** START Material shown **
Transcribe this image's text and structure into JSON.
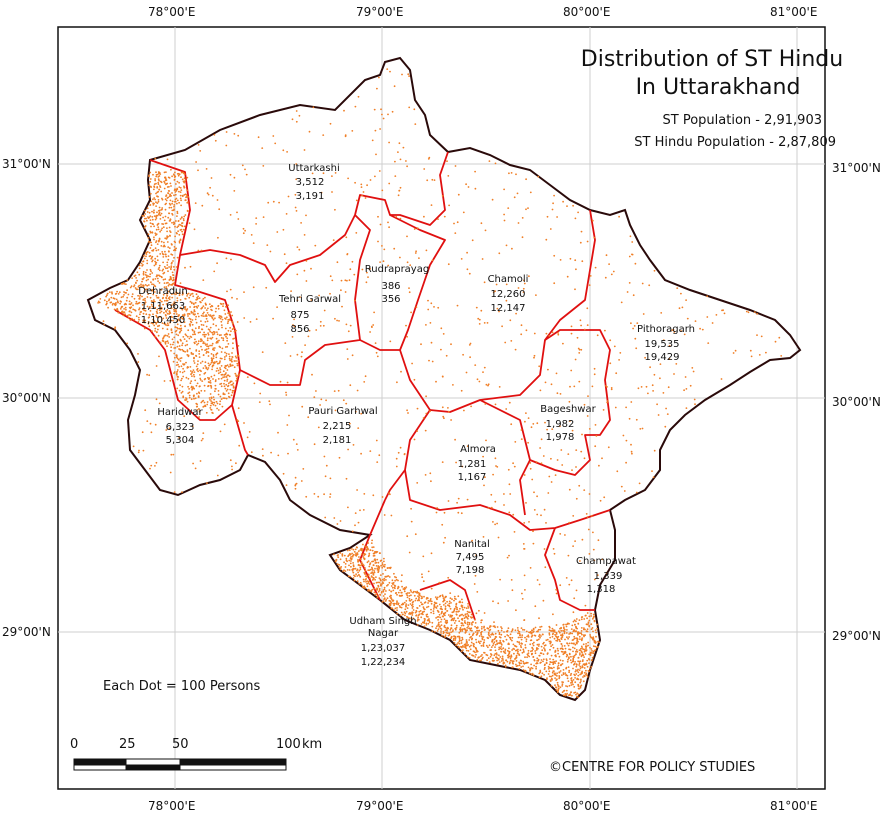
{
  "map": {
    "title_line1": "Distribution of ST Hindu",
    "title_line2": "In Uttarakhand",
    "st_population": "ST Population - 2,91,903",
    "st_hindu_population": "ST Hindu Population - 2,87,809",
    "dot_note": "Each Dot = 100 Persons",
    "credit": "©CENTRE FOR POLICY STUDIES",
    "dot_color": "#f07f27",
    "boundary_color": "#e01010",
    "outline_color": "#2a0a0a"
  },
  "coordinates": {
    "longitudes": [
      "78°00'E",
      "79°00'E",
      "80°00'E",
      "81°00'E"
    ],
    "latitudes": [
      "31°00'N",
      "30°00'N",
      "29°00'N"
    ]
  },
  "scale_bar": {
    "ticks": [
      "0",
      "25",
      "50",
      "100"
    ],
    "unit": "km"
  },
  "districts": [
    {
      "name": "Uttarkashi",
      "st": "3,512",
      "hindu": "3,191"
    },
    {
      "name": "Dehradun",
      "st": "1,11,663",
      "hindu": "1,10,450"
    },
    {
      "name": "Tehri Garwal",
      "st": "875",
      "hindu": "856"
    },
    {
      "name": "Rudraprayag",
      "st": "386",
      "hindu": "356"
    },
    {
      "name": "Chamoli",
      "st": "12,260",
      "hindu": "12,147"
    },
    {
      "name": "Pithoragarh",
      "st": "19,535",
      "hindu": "19,429"
    },
    {
      "name": "Haridwar",
      "st": "6,323",
      "hindu": "5,304"
    },
    {
      "name": "Pauri Garhwal",
      "st": "2,215",
      "hindu": "2,181"
    },
    {
      "name": "Bageshwar",
      "st": "1,982",
      "hindu": "1,978"
    },
    {
      "name": "Almora",
      "st": "1,281",
      "hindu": "1,167"
    },
    {
      "name": "Nanital",
      "st": "7,495",
      "hindu": "7,198"
    },
    {
      "name": "Champawat",
      "st": "1,339",
      "hindu": "1,318"
    },
    {
      "name": "Udham Singh Nagar",
      "st": "1,23,037",
      "hindu": "1,22,234"
    }
  ]
}
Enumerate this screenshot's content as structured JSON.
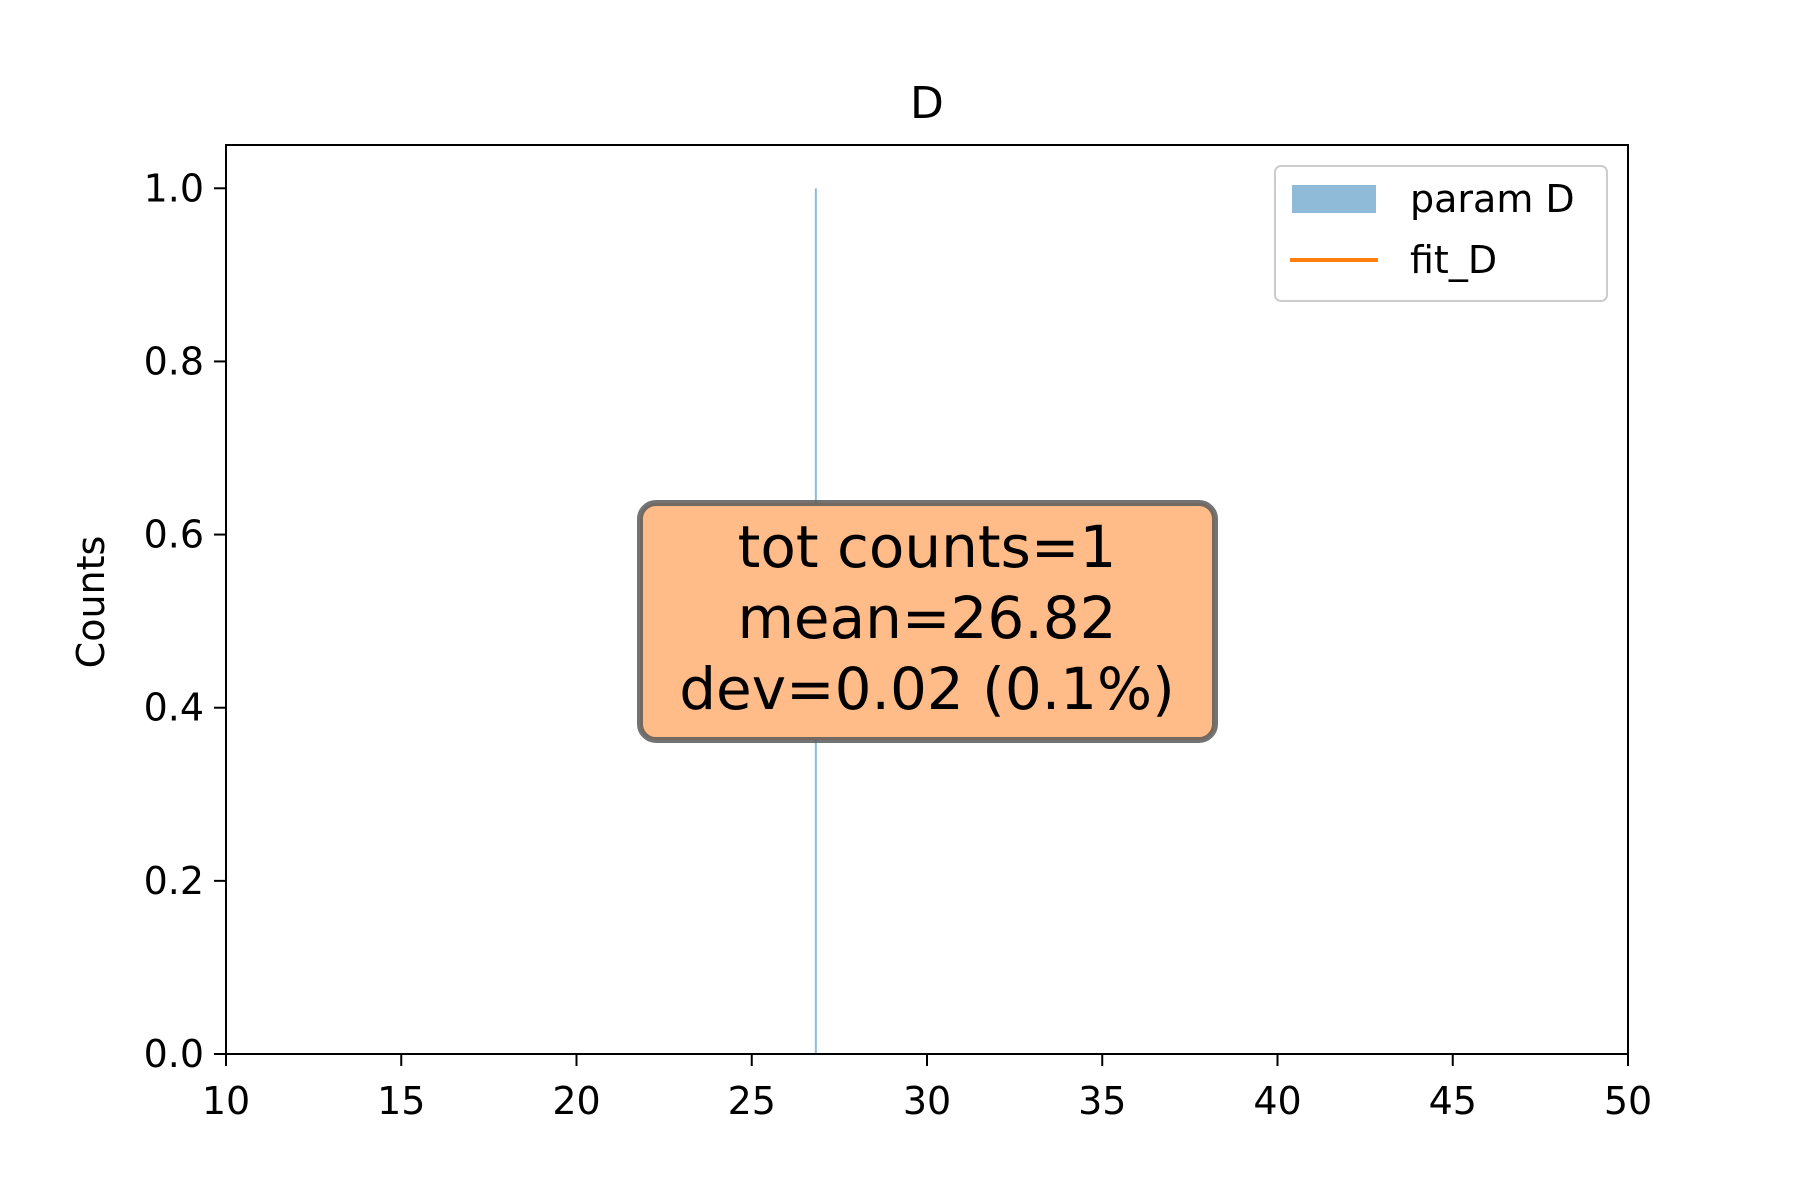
** END Material shown **
## Your goal
Make an exact copy of every record, pictures excluded.

## Complete output
Transcribe this image's text and structure into JSON.
{
  "map": {
    "title_line1": "Distribution of ST Hindu",
    "title_line2": "In Uttarakhand",
    "st_population": "ST Population - 2,91,903",
    "st_hindu_population": "ST Hindu Population - 2,87,809",
    "dot_note": "Each Dot = 100 Persons",
    "credit": "©CENTRE FOR POLICY STUDIES",
    "dot_color": "#f07f27",
    "boundary_color": "#e01010",
    "outline_color": "#2a0a0a"
  },
  "coordinates": {
    "longitudes": [
      "78°00'E",
      "79°00'E",
      "80°00'E",
      "81°00'E"
    ],
    "latitudes": [
      "31°00'N",
      "30°00'N",
      "29°00'N"
    ]
  },
  "scale_bar": {
    "ticks": [
      "0",
      "25",
      "50",
      "100"
    ],
    "unit": "km"
  },
  "districts": [
    {
      "name": "Uttarkashi",
      "st": "3,512",
      "hindu": "3,191"
    },
    {
      "name": "Dehradun",
      "st": "1,11,663",
      "hindu": "1,10,450"
    },
    {
      "name": "Tehri Garwal",
      "st": "875",
      "hindu": "856"
    },
    {
      "name": "Rudraprayag",
      "st": "386",
      "hindu": "356"
    },
    {
      "name": "Chamoli",
      "st": "12,260",
      "hindu": "12,147"
    },
    {
      "name": "Pithoragarh",
      "st": "19,535",
      "hindu": "19,429"
    },
    {
      "name": "Haridwar",
      "st": "6,323",
      "hindu": "5,304"
    },
    {
      "name": "Pauri Garhwal",
      "st": "2,215",
      "hindu": "2,181"
    },
    {
      "name": "Bageshwar",
      "st": "1,982",
      "hindu": "1,978"
    },
    {
      "name": "Almora",
      "st": "1,281",
      "hindu": "1,167"
    },
    {
      "name": "Nanital",
      "st": "7,495",
      "hindu": "7,198"
    },
    {
      "name": "Champawat",
      "st": "1,339",
      "hindu": "1,318"
    },
    {
      "name": "Udham Singh Nagar",
      "st": "1,23,037",
      "hindu": "1,22,234"
    }
  ]
}
Enumerate this screenshot's content as structured JSON.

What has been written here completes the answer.